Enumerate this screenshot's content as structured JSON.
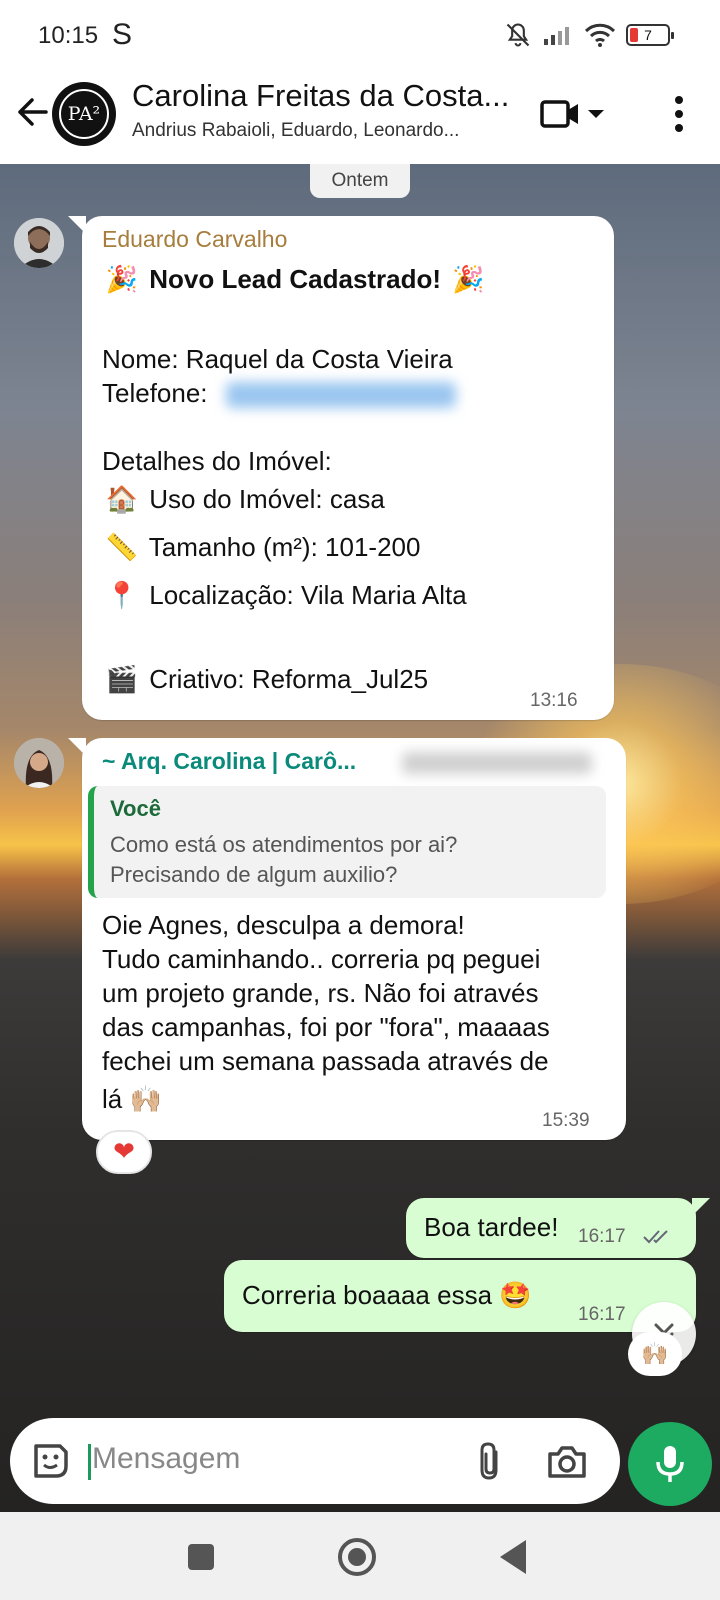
{
  "status_bar": {
    "time": "10:15",
    "carrier_glyph": "S",
    "battery": "7"
  },
  "header": {
    "title": "Carolina Freitas da Costa...",
    "subtitle": "Andrius Rabaioli, Eduardo, Leonardo...",
    "avatar_text": "PA²",
    "icons": [
      "back-arrow-icon",
      "video-call-icon",
      "dropdown-caret-icon",
      "more-options-icon"
    ]
  },
  "chat": {
    "date_chip": "Ontem",
    "message1": {
      "sender": "Eduardo Carvalho",
      "sender_color": "#a67d3c",
      "title": "Novo Lead Cadastrado!",
      "title_emoji": "🎉",
      "line_nome": "Nome: Raquel da Costa Vieira",
      "line_telefone": "Telefone:",
      "details_heading": "Detalhes do Imóvel:",
      "uso": "Uso do Imóvel: casa",
      "uso_emoji": "🏠",
      "tamanho": "Tamanho (m²): 101-200",
      "tamanho_emoji": "📏",
      "localizacao": "Localização: Vila Maria Alta",
      "localizacao_emoji": "📍",
      "criativo": "Criativo: Reforma_Jul25",
      "criativo_emoji": "🎬",
      "time": "13:16"
    },
    "message2": {
      "sender": "~ Arq. Carolina | Carô...",
      "sender_color": "#0a8a7a",
      "quote_author": "Você",
      "quote_line1": "Como está os atendimentos por ai?",
      "quote_line2": "Precisando de algum auxilio?",
      "line1": "Oie Agnes, desculpa a demora!",
      "line2": "Tudo caminhando.. correria pq peguei",
      "line3": "um projeto grande, rs. Não foi através",
      "line4": "das campanhas, foi por \"fora\", maaaas",
      "line5": "fechei um semana passada através de",
      "line6": "lá",
      "line6_emoji": "🙌🏼",
      "time": "15:39",
      "reaction": "❤"
    },
    "out1": {
      "text": "Boa tardee!",
      "time": "16:17"
    },
    "out2": {
      "text": "Correria boaaaa essa",
      "emoji": "🤩",
      "time": "16:17",
      "reaction": "🙌🏼"
    }
  },
  "input": {
    "placeholder": "Mensagem"
  },
  "colors": {
    "accent_green": "#1daa61",
    "outgoing_bubble": "#d9fdd3",
    "incoming_bubble": "#ffffff"
  }
}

══════════

- [Instructions for the task]
Each record above should come back exactly the same, only without its pictures.

- [Finished answer]
Enumerate this screenshot's content as structured JSON.
{
  "status_bar": {
    "time": "10:15",
    "carrier_glyph": "S",
    "battery": "7"
  },
  "header": {
    "title": "Carolina Freitas da Costa...",
    "subtitle": "Andrius Rabaioli, Eduardo, Leonardo...",
    "avatar_text": "PA²",
    "icons": [
      "back-arrow-icon",
      "video-call-icon",
      "dropdown-caret-icon",
      "more-options-icon"
    ]
  },
  "chat": {
    "date_chip": "Ontem",
    "message1": {
      "sender": "Eduardo Carvalho",
      "sender_color": "#a67d3c",
      "title": "Novo Lead Cadastrado!",
      "title_emoji": "🎉",
      "line_nome": "Nome: Raquel da Costa Vieira",
      "line_telefone": "Telefone:",
      "details_heading": "Detalhes do Imóvel:",
      "uso": "Uso do Imóvel: casa",
      "uso_emoji": "🏠",
      "tamanho": "Tamanho (m²): 101-200",
      "tamanho_emoji": "📏",
      "localizacao": "Localização: Vila Maria Alta",
      "localizacao_emoji": "📍",
      "criativo": "Criativo: Reforma_Jul25",
      "criativo_emoji": "🎬",
      "time": "13:16"
    },
    "message2": {
      "sender": "~ Arq. Carolina | Carô...",
      "sender_color": "#0a8a7a",
      "quote_author": "Você",
      "quote_line1": "Como está os atendimentos por ai?",
      "quote_line2": "Precisando de algum auxilio?",
      "line1": "Oie Agnes, desculpa a demora!",
      "line2": "Tudo caminhando.. correria pq peguei",
      "line3": "um projeto grande, rs. Não foi através",
      "line4": "das campanhas, foi por \"fora\", maaaas",
      "line5": "fechei um semana passada através de",
      "line6": "lá",
      "line6_emoji": "🙌🏼",
      "time": "15:39",
      "reaction": "❤"
    },
    "out1": {
      "text": "Boa tardee!",
      "time": "16:17"
    },
    "out2": {
      "text": "Correria boaaaa essa",
      "emoji": "🤩",
      "time": "16:17",
      "reaction": "🙌🏼"
    }
  },
  "input": {
    "placeholder": "Mensagem"
  },
  "colors": {
    "accent_green": "#1daa61",
    "outgoing_bubble": "#d9fdd3",
    "incoming_bubble": "#ffffff"
  }
}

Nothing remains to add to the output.